To do:
Go through the records and extract every line with the word "Installationsanleitung".

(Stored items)
☆ ☆ ☆ ☆ ☆ ☆ ☆
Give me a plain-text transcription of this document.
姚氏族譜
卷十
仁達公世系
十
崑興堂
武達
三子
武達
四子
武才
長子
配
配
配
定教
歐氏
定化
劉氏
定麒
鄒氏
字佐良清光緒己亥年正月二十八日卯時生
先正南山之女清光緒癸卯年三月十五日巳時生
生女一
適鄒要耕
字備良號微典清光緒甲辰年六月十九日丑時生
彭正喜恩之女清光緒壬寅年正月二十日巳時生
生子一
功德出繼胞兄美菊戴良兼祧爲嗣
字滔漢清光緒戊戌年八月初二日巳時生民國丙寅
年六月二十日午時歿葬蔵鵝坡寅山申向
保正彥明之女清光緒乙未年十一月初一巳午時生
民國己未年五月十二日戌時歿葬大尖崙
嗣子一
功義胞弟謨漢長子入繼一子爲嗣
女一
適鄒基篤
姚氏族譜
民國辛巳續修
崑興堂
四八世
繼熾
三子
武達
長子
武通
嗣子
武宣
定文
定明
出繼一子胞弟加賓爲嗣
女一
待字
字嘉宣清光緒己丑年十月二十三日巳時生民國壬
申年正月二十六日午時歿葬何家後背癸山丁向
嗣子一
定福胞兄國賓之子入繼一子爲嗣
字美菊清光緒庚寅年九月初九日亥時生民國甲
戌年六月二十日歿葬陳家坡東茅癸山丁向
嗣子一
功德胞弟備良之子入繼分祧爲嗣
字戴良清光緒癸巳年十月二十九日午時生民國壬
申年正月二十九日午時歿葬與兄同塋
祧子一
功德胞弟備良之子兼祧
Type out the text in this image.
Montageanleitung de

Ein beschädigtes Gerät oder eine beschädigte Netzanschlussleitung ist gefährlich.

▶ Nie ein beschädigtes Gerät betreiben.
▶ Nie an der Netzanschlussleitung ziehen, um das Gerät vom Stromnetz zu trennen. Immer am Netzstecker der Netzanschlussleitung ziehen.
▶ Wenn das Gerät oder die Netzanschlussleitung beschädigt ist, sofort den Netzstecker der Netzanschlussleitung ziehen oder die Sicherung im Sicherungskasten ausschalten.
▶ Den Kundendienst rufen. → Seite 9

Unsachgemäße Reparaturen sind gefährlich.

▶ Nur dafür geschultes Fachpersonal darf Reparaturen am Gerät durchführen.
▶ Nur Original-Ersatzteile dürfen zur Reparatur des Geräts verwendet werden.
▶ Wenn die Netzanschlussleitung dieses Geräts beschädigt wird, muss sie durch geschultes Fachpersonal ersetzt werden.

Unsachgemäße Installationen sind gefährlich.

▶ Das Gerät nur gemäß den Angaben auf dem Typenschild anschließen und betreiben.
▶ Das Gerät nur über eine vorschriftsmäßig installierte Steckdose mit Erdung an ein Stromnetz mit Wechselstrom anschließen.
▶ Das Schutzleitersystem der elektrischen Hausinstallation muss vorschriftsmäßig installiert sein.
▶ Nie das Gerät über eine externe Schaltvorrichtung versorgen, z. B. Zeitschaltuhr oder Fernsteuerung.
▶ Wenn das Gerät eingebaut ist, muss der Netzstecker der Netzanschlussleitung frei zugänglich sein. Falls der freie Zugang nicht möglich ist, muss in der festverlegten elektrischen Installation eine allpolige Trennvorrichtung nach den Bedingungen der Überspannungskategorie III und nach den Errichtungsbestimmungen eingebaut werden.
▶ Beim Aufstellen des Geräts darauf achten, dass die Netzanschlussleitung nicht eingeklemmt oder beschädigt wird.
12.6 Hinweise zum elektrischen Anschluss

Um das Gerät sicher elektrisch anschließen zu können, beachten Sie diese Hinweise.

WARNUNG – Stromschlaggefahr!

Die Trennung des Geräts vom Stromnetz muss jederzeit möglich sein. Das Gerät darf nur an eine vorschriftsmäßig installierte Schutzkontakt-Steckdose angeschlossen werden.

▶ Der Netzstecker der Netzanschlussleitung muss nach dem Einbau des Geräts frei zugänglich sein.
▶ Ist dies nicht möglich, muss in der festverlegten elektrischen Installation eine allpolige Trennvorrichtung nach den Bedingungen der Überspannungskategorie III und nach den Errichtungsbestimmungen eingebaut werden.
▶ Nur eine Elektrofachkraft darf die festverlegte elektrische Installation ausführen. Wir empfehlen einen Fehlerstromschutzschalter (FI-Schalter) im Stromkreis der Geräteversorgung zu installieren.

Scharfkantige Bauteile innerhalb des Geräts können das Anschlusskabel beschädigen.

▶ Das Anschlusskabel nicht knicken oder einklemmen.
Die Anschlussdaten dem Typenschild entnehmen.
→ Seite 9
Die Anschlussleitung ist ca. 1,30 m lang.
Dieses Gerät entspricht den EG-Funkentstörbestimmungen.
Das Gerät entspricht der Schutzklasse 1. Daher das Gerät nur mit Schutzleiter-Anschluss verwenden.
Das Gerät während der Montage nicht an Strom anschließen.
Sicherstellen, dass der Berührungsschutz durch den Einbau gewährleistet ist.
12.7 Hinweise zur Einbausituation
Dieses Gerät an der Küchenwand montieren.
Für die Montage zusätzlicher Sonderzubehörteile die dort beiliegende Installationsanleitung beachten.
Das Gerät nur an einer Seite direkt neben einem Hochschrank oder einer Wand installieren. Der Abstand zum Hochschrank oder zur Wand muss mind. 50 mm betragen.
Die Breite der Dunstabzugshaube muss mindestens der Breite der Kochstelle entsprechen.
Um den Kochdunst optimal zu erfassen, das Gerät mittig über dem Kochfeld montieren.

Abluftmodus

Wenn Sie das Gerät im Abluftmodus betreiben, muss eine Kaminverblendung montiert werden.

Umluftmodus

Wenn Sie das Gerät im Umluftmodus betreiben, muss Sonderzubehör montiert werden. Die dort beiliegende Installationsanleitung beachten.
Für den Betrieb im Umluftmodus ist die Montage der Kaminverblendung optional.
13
☆ ☆ ☆ ☆ ☆ ☆ ☆
The answer:
Für die Montage zusätzlicher Sonderzubehörteile die dort beiliegende Installationsanleitung beachten.
Wenn Sie das Gerät im Umluftmodus betreiben, muss Sonderzubehör montiert werden. Die dort beiliegende Installationsanleitung beachten.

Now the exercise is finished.